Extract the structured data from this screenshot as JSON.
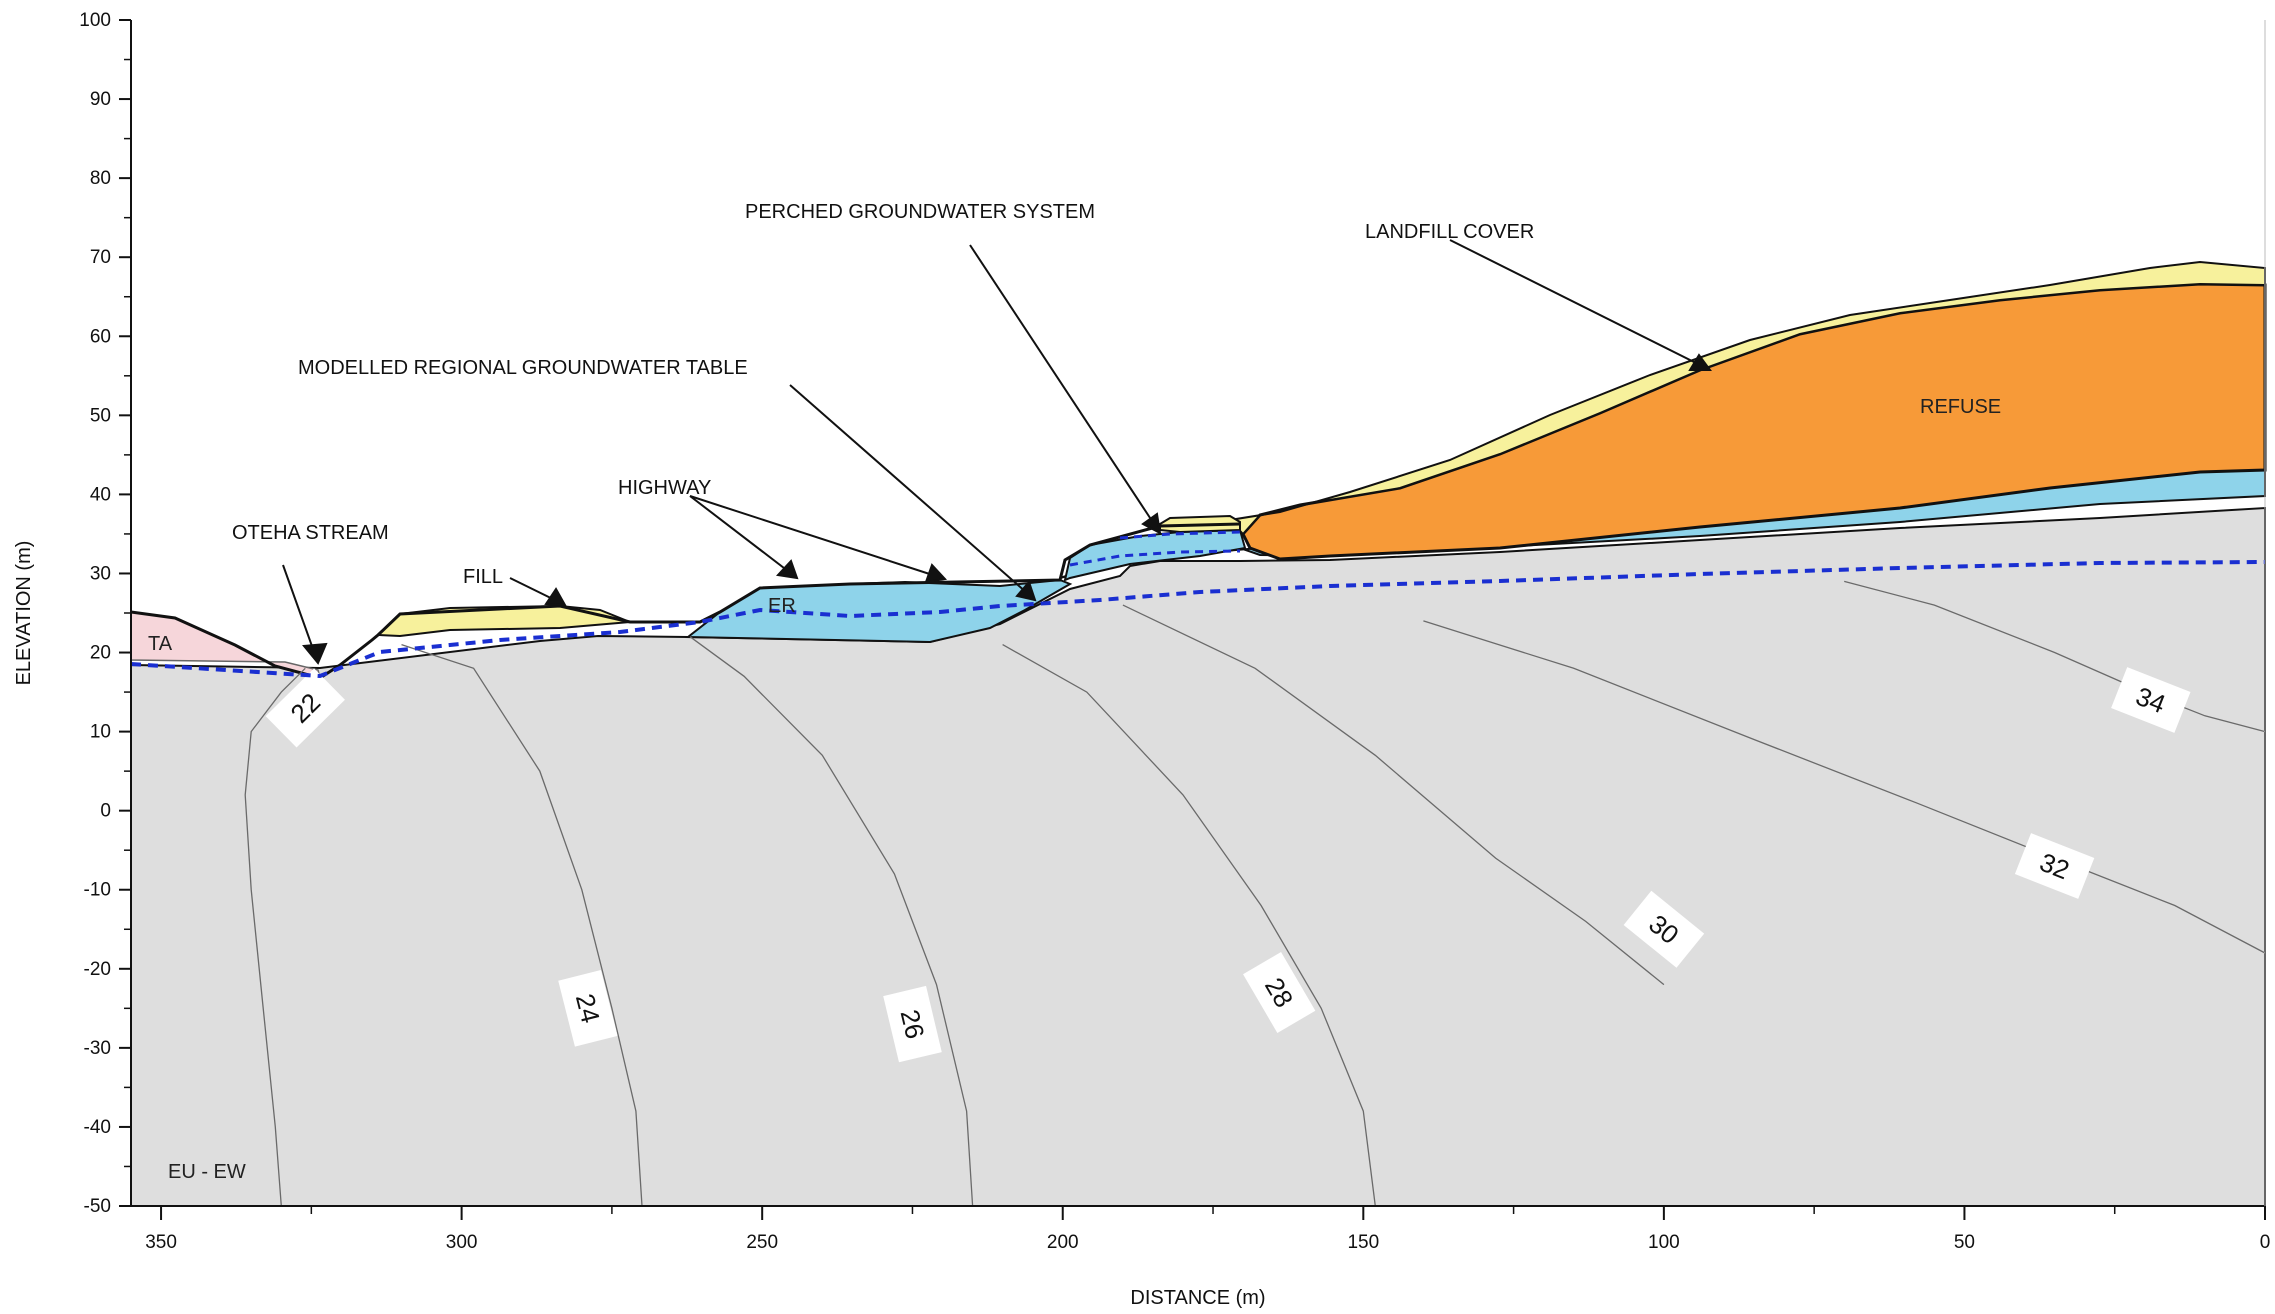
{
  "axes": {
    "xlabel": "DISTANCE (m)",
    "ylabel": "ELEVATION (m)",
    "x_range": [
      355,
      0
    ],
    "y_range": [
      -50,
      100
    ],
    "x_ticks": [
      350,
      300,
      250,
      200,
      150,
      100,
      50,
      0
    ],
    "y_ticks": [
      100,
      90,
      80,
      70,
      60,
      50,
      40,
      30,
      20,
      10,
      0,
      -10,
      -20,
      -30,
      -40,
      -50
    ]
  },
  "colors": {
    "base": "#dedede",
    "refuse": "#f79a38",
    "groundwater_unit": "#8ed3ea",
    "fill_cover": "#f7f19c",
    "ta_unit": "#f6d6da",
    "water_table": "#1a2fd1",
    "contour_line": "#6a6a6a"
  },
  "unit_labels": {
    "ta": "TA",
    "er": "ER",
    "refuse": "REFUSE",
    "eu_ew": "EU - EW"
  },
  "annotations": {
    "perched": "PERCHED GROUNDWATER SYSTEM",
    "landfill_cover": "LANDFILL COVER",
    "regional_gw": "MODELLED REGIONAL GROUNDWATER TABLE",
    "highway": "HIGHWAY",
    "oteha_stream": "OTEHA STREAM",
    "fill": "FILL"
  },
  "contours": [
    {
      "label": "22",
      "points": [
        [
          330,
          -50
        ],
        [
          331,
          -40
        ],
        [
          333,
          -25
        ],
        [
          335,
          -10
        ],
        [
          336,
          2
        ],
        [
          335,
          10
        ],
        [
          330,
          15
        ],
        [
          326,
          18
        ]
      ],
      "label_at": [
        326,
        13
      ]
    },
    {
      "label": "24",
      "points": [
        [
          270,
          -50
        ],
        [
          271,
          -38
        ],
        [
          275,
          -25
        ],
        [
          280,
          -10
        ],
        [
          287,
          5
        ],
        [
          298,
          18
        ],
        [
          310,
          21
        ]
      ],
      "label_at": [
        279,
        -25
      ]
    },
    {
      "label": "26",
      "points": [
        [
          215,
          -50
        ],
        [
          216,
          -38
        ],
        [
          221,
          -22
        ],
        [
          228,
          -8
        ],
        [
          240,
          7
        ],
        [
          253,
          17
        ],
        [
          262,
          22
        ]
      ],
      "label_at": [
        225,
        -27
      ]
    },
    {
      "label": "28",
      "points": [
        [
          148,
          -50
        ],
        [
          150,
          -38
        ],
        [
          157,
          -25
        ],
        [
          167,
          -12
        ],
        [
          180,
          2
        ],
        [
          196,
          15
        ],
        [
          210,
          21
        ]
      ],
      "label_at": [
        164,
        -23
      ]
    },
    {
      "label": "30",
      "points": [
        [
          100,
          -22
        ],
        [
          113,
          -14
        ],
        [
          128,
          -6
        ],
        [
          148,
          7
        ],
        [
          168,
          18
        ],
        [
          190,
          26
        ]
      ],
      "label_at": [
        100,
        -15
      ]
    },
    {
      "label": "32",
      "points": [
        [
          0,
          -18
        ],
        [
          15,
          -12
        ],
        [
          35,
          -6
        ],
        [
          58,
          1
        ],
        [
          85,
          9
        ],
        [
          115,
          18
        ],
        [
          140,
          24
        ]
      ],
      "label_at": [
        35,
        -7
      ]
    },
    {
      "label": "34",
      "points": [
        [
          0,
          10
        ],
        [
          10,
          12
        ],
        [
          20,
          15
        ],
        [
          35,
          20
        ],
        [
          55,
          26
        ],
        [
          70,
          29
        ]
      ],
      "label_at": [
        19,
        14
      ]
    }
  ]
}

» **GOAL**:
Make an exact copy of the data, leaving its pictures out.

» **WORKED ANSWER**:
Extract the structured data from this screenshot as JSON.
{
  "axes": {
    "xlabel": "DISTANCE (m)",
    "ylabel": "ELEVATION (m)",
    "x_range": [
      355,
      0
    ],
    "y_range": [
      -50,
      100
    ],
    "x_ticks": [
      350,
      300,
      250,
      200,
      150,
      100,
      50,
      0
    ],
    "y_ticks": [
      100,
      90,
      80,
      70,
      60,
      50,
      40,
      30,
      20,
      10,
      0,
      -10,
      -20,
      -30,
      -40,
      -50
    ]
  },
  "colors": {
    "base": "#dedede",
    "refuse": "#f79a38",
    "groundwater_unit": "#8ed3ea",
    "fill_cover": "#f7f19c",
    "ta_unit": "#f6d6da",
    "water_table": "#1a2fd1",
    "contour_line": "#6a6a6a"
  },
  "unit_labels": {
    "ta": "TA",
    "er": "ER",
    "refuse": "REFUSE",
    "eu_ew": "EU - EW"
  },
  "annotations": {
    "perched": "PERCHED GROUNDWATER SYSTEM",
    "landfill_cover": "LANDFILL COVER",
    "regional_gw": "MODELLED REGIONAL GROUNDWATER TABLE",
    "highway": "HIGHWAY",
    "oteha_stream": "OTEHA STREAM",
    "fill": "FILL"
  },
  "contours": [
    {
      "label": "22",
      "points": [
        [
          330,
          -50
        ],
        [
          331,
          -40
        ],
        [
          333,
          -25
        ],
        [
          335,
          -10
        ],
        [
          336,
          2
        ],
        [
          335,
          10
        ],
        [
          330,
          15
        ],
        [
          326,
          18
        ]
      ],
      "label_at": [
        326,
        13
      ]
    },
    {
      "label": "24",
      "points": [
        [
          270,
          -50
        ],
        [
          271,
          -38
        ],
        [
          275,
          -25
        ],
        [
          280,
          -10
        ],
        [
          287,
          5
        ],
        [
          298,
          18
        ],
        [
          310,
          21
        ]
      ],
      "label_at": [
        279,
        -25
      ]
    },
    {
      "label": "26",
      "points": [
        [
          215,
          -50
        ],
        [
          216,
          -38
        ],
        [
          221,
          -22
        ],
        [
          228,
          -8
        ],
        [
          240,
          7
        ],
        [
          253,
          17
        ],
        [
          262,
          22
        ]
      ],
      "label_at": [
        225,
        -27
      ]
    },
    {
      "label": "28",
      "points": [
        [
          148,
          -50
        ],
        [
          150,
          -38
        ],
        [
          157,
          -25
        ],
        [
          167,
          -12
        ],
        [
          180,
          2
        ],
        [
          196,
          15
        ],
        [
          210,
          21
        ]
      ],
      "label_at": [
        164,
        -23
      ]
    },
    {
      "label": "30",
      "points": [
        [
          100,
          -22
        ],
        [
          113,
          -14
        ],
        [
          128,
          -6
        ],
        [
          148,
          7
        ],
        [
          168,
          18
        ],
        [
          190,
          26
        ]
      ],
      "label_at": [
        100,
        -15
      ]
    },
    {
      "label": "32",
      "points": [
        [
          0,
          -18
        ],
        [
          15,
          -12
        ],
        [
          35,
          -6
        ],
        [
          58,
          1
        ],
        [
          85,
          9
        ],
        [
          115,
          18
        ],
        [
          140,
          24
        ]
      ],
      "label_at": [
        35,
        -7
      ]
    },
    {
      "label": "34",
      "points": [
        [
          0,
          10
        ],
        [
          10,
          12
        ],
        [
          20,
          15
        ],
        [
          35,
          20
        ],
        [
          55,
          26
        ],
        [
          70,
          29
        ]
      ],
      "label_at": [
        19,
        14
      ]
    }
  ]
}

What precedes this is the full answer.